TASK INSTRUCTIONS: Output the material word for word. Leave each picture out.

TASK INPUT:
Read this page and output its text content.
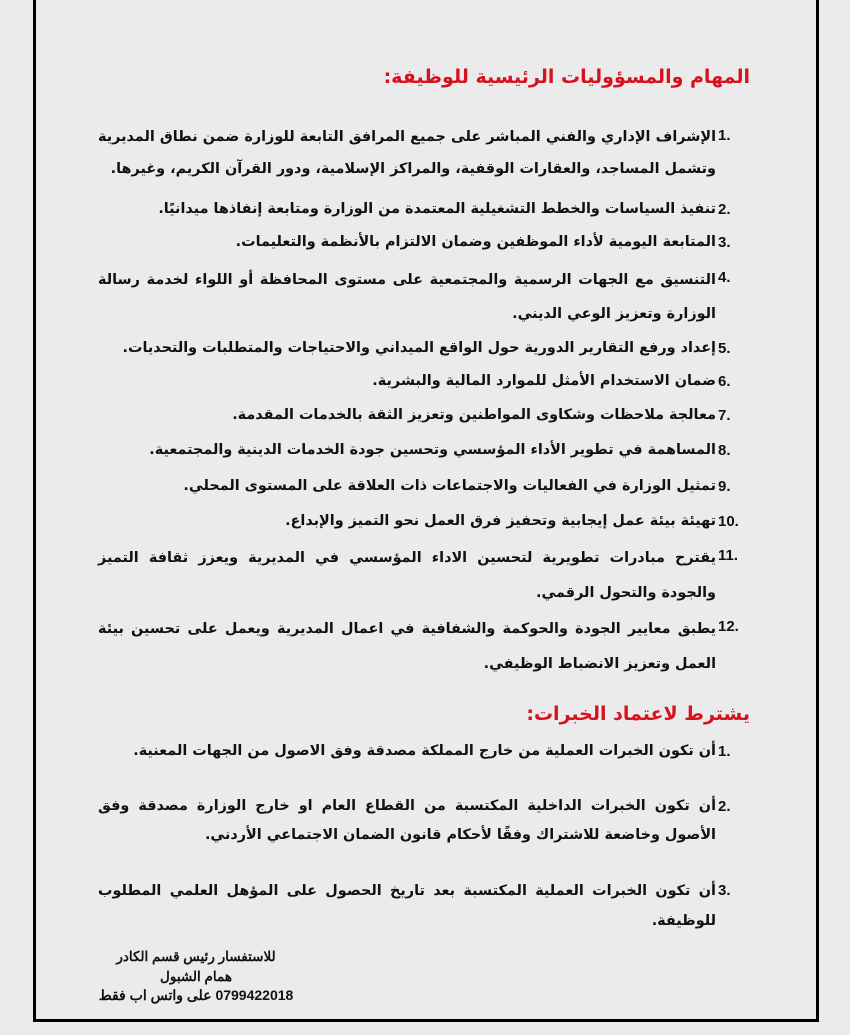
المهام والمسؤوليات الرئيسية للوظيفة:
1.
الإشراف الإداري والفني المباشر على جميع المرافق التابعة للوزارة ضمن نطاق المديرية وتشمل المساجد، والعقارات الوقفية، والمراكز الإسلامية، ودور القرآن الكريم، وغيرها.
2.
تنفيذ السياسات والخطط التشغيلية المعتمدة من الوزارة ومتابعة إنفاذها ميدانيًا.
3.
المتابعة اليومية لأداء الموظفين وضمان الالتزام بالأنظمة والتعليمات.
4.
التنسيق مع الجهات الرسمية والمجتمعية على مستوى المحافظة أو اللواء لخدمة رسالة الوزارة وتعزيز الوعي الديني.
5.
إعداد ورفع التقارير الدورية حول الواقع الميداني والاحتياجات والمتطلبات والتحديات.
6.
ضمان الاستخدام الأمثل للموارد المالية والبشرية.
7.
معالجة ملاحظات وشكاوى المواطنين وتعزيز الثقة بالخدمات المقدمة.
8.
المساهمة في تطوير الأداء المؤسسي وتحسين جودة الخدمات الدينية والمجتمعية.
9.
تمثيل الوزارة في الفعاليات والاجتماعات ذات العلاقة على المستوى المحلي.
10.
تهيئة بيئة عمل إيجابية وتحفيز فرق العمل نحو التميز والإبداع.
11.
يقترح مبادرات تطويرية لتحسين الاداء المؤسسي في المديرية ويعزز ثقافة التميز والجودة والتحول الرقمي.
12.
يطبق معايير الجودة والحوكمة والشفافية في اعمال المديرية ويعمل على تحسين بيئة العمل وتعزيز الانضباط الوظيفي.
يشترط لاعتماد الخبرات:
1.
أن تكون الخبرات العملية من خارج المملكة مصدقة وفق الاصول من الجهات المعنية.
2.
أن تكون الخبرات الداخلية المكتسبة من القطاع العام او خارج الوزارة مصدقة وفق الأصول وخاضعة للاشتراك وفقًا لأحكام قانون الضمان الاجتماعي الأردني.
3.
أن تكون الخبرات العملية المكتسبة بعد تاريخ الحصول على المؤهل العلمي المطلوب للوظيفة.
للاستفسار رئيس قسم الكادر
همام الشبول
0799422018 على واتس اب فقط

SOLUTION:
Read this page and output its text content.
المهام والمسؤوليات الرئيسية للوظيفة:
1.
الإشراف الإداري والفني المباشر على جميع المرافق التابعة للوزارة ضمن نطاق المديرية وتشمل المساجد، والعقارات الوقفية، والمراكز الإسلامية، ودور القرآن الكريم، وغيرها.
2.
تنفيذ السياسات والخطط التشغيلية المعتمدة من الوزارة ومتابعة إنفاذها ميدانيًا.
3.
المتابعة اليومية لأداء الموظفين وضمان الالتزام بالأنظمة والتعليمات.
4.
التنسيق مع الجهات الرسمية والمجتمعية على مستوى المحافظة أو اللواء لخدمة رسالة الوزارة وتعزيز الوعي الديني.
5.
إعداد ورفع التقارير الدورية حول الواقع الميداني والاحتياجات والمتطلبات والتحديات.
6.
ضمان الاستخدام الأمثل للموارد المالية والبشرية.
7.
معالجة ملاحظات وشكاوى المواطنين وتعزيز الثقة بالخدمات المقدمة.
8.
المساهمة في تطوير الأداء المؤسسي وتحسين جودة الخدمات الدينية والمجتمعية.
9.
تمثيل الوزارة في الفعاليات والاجتماعات ذات العلاقة على المستوى المحلي.
10.
تهيئة بيئة عمل إيجابية وتحفيز فرق العمل نحو التميز والإبداع.
11.
يقترح مبادرات تطويرية لتحسين الاداء المؤسسي في المديرية ويعزز ثقافة التميز والجودة والتحول الرقمي.
12.
يطبق معايير الجودة والحوكمة والشفافية في اعمال المديرية ويعمل على تحسين بيئة العمل وتعزيز الانضباط الوظيفي.
يشترط لاعتماد الخبرات:
1.
أن تكون الخبرات العملية من خارج المملكة مصدقة وفق الاصول من الجهات المعنية.
2.
أن تكون الخبرات الداخلية المكتسبة من القطاع العام او خارج الوزارة مصدقة وفق الأصول وخاضعة للاشتراك وفقًا لأحكام قانون الضمان الاجتماعي الأردني.
3.
أن تكون الخبرات العملية المكتسبة بعد تاريخ الحصول على المؤهل العلمي المطلوب للوظيفة.
للاستفسار رئيس قسم الكادر
همام الشبول
0799422018 على واتس اب فقط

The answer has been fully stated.